## REQUEST
Please restate the following records word for word.

--- Start RECORDS FOR THE TASK ---

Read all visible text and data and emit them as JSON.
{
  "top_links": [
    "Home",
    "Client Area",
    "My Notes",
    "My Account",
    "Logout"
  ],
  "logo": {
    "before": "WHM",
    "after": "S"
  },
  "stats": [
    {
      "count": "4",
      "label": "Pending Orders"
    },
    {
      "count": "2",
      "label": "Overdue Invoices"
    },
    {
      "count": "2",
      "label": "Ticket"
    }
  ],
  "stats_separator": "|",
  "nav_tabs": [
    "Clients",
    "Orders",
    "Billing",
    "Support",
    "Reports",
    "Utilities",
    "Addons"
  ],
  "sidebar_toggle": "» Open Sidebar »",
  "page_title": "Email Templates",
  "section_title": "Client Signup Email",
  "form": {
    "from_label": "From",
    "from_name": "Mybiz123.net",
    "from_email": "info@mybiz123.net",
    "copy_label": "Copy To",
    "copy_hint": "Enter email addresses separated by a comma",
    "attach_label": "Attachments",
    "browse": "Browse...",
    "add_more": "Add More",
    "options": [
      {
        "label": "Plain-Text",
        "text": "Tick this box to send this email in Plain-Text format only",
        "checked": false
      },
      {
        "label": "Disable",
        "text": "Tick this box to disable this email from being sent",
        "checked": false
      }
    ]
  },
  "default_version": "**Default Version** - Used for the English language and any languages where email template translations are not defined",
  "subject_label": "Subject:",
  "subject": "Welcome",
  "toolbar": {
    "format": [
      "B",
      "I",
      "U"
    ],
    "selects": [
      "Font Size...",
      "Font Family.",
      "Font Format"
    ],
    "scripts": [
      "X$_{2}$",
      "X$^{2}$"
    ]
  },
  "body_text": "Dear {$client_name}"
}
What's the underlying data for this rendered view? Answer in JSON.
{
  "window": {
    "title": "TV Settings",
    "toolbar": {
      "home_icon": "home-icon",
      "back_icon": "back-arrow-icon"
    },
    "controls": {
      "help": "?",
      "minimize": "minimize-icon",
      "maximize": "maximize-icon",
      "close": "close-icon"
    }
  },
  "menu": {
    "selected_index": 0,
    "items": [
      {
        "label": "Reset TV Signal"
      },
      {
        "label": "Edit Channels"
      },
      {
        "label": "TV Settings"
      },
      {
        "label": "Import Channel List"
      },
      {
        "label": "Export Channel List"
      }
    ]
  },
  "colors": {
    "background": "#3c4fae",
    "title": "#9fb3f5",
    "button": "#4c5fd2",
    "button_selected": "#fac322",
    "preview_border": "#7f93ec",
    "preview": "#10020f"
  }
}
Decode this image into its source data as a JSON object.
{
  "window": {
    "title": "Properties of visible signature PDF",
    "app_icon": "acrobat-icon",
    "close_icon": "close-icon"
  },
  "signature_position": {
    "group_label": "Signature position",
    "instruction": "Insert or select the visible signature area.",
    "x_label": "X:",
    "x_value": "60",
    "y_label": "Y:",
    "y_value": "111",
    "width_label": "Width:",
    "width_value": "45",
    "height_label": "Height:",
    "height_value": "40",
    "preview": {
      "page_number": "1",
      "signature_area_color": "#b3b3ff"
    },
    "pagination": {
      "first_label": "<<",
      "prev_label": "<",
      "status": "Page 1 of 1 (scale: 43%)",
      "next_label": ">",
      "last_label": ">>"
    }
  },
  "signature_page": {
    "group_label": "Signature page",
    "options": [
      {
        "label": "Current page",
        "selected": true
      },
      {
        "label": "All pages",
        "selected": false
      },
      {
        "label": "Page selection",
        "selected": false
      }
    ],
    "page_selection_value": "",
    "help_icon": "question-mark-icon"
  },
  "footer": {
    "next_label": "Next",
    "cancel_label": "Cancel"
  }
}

--- End RECORDS FOR THE TASK ---

## RESULT OF THIS TASK
Read all visible text and data and emit them as JSON.
{
  "top_links": [
    "Home",
    "Client Area",
    "My Notes",
    "My Account",
    "Logout"
  ],
  "logo": {
    "before": "WHM",
    "after": "S"
  },
  "stats": [
    {
      "count": "4",
      "label": "Pending Orders"
    },
    {
      "count": "2",
      "label": "Overdue Invoices"
    },
    {
      "count": "2",
      "label": "Ticket"
    }
  ],
  "stats_separator": "|",
  "nav_tabs": [
    "Clients",
    "Orders",
    "Billing",
    "Support",
    "Reports",
    "Utilities",
    "Addons"
  ],
  "sidebar_toggle": "» Open Sidebar »",
  "page_title": "Email Templates",
  "section_title": "Client Signup Email",
  "form": {
    "from_label": "From",
    "from_name": "Mybiz123.net",
    "from_email": "info@mybiz123.net",
    "copy_label": "Copy To",
    "copy_hint": "Enter email addresses separated by a comma",
    "attach_label": "Attachments",
    "browse": "Browse...",
    "add_more": "Add More",
    "options": [
      {
        "label": "Plain-Text",
        "text": "Tick this box to send this email in Plain-Text format only",
        "checked": false
      },
      {
        "label": "Disable",
        "text": "Tick this box to disable this email from being sent",
        "checked": false
      }
    ]
  },
  "default_version": "**Default Version** - Used for the English language and any languages where email template translations are not defined",
  "subject_label": "Subject:",
  "subject": "Welcome",
  "toolbar": {
    "format": [
      "B",
      "I",
      "U"
    ],
    "selects": [
      "Font Size...",
      "Font Family.",
      "Font Format"
    ],
    "scripts": [
      "X$_{2}$",
      "X$^{2}$"
    ]
  },
  "body_text": "Dear {$client_name}"
}
What's the underlying data for this rendered view? Answer in JSON.
{
  "window": {
    "title": "TV Settings",
    "toolbar": {
      "home_icon": "home-icon",
      "back_icon": "back-arrow-icon"
    },
    "controls": {
      "help": "?",
      "minimize": "minimize-icon",
      "maximize": "maximize-icon",
      "close": "close-icon"
    }
  },
  "menu": {
    "selected_index": 0,
    "items": [
      {
        "label": "Reset TV Signal"
      },
      {
        "label": "Edit Channels"
      },
      {
        "label": "TV Settings"
      },
      {
        "label": "Import Channel List"
      },
      {
        "label": "Export Channel List"
      }
    ]
  },
  "colors": {
    "background": "#3c4fae",
    "title": "#9fb3f5",
    "button": "#4c5fd2",
    "button_selected": "#fac322",
    "preview_border": "#7f93ec",
    "preview": "#10020f"
  }
}
Decode this image into its source data as a JSON object.
{
  "window": {
    "title": "Properties of visible signature PDF",
    "app_icon": "acrobat-icon",
    "close_icon": "close-icon"
  },
  "signature_position": {
    "group_label": "Signature position",
    "instruction": "Insert or select the visible signature area.",
    "x_label": "X:",
    "x_value": "60",
    "y_label": "Y:",
    "y_value": "111",
    "width_label": "Width:",
    "width_value": "45",
    "height_label": "Height:",
    "height_value": "40",
    "preview": {
      "page_number": "1",
      "signature_area_color": "#b3b3ff"
    },
    "pagination": {
      "first_label": "<<",
      "prev_label": "<",
      "status": "Page 1 of 1 (scale: 43%)",
      "next_label": ">",
      "last_label": ">>"
    }
  },
  "signature_page": {
    "group_label": "Signature page",
    "options": [
      {
        "label": "Current page",
        "selected": true
      },
      {
        "label": "All pages",
        "selected": false
      },
      {
        "label": "Page selection",
        "selected": false
      }
    ],
    "page_selection_value": "",
    "help_icon": "question-mark-icon"
  },
  "footer": {
    "next_label": "Next",
    "cancel_label": "Cancel"
  }
}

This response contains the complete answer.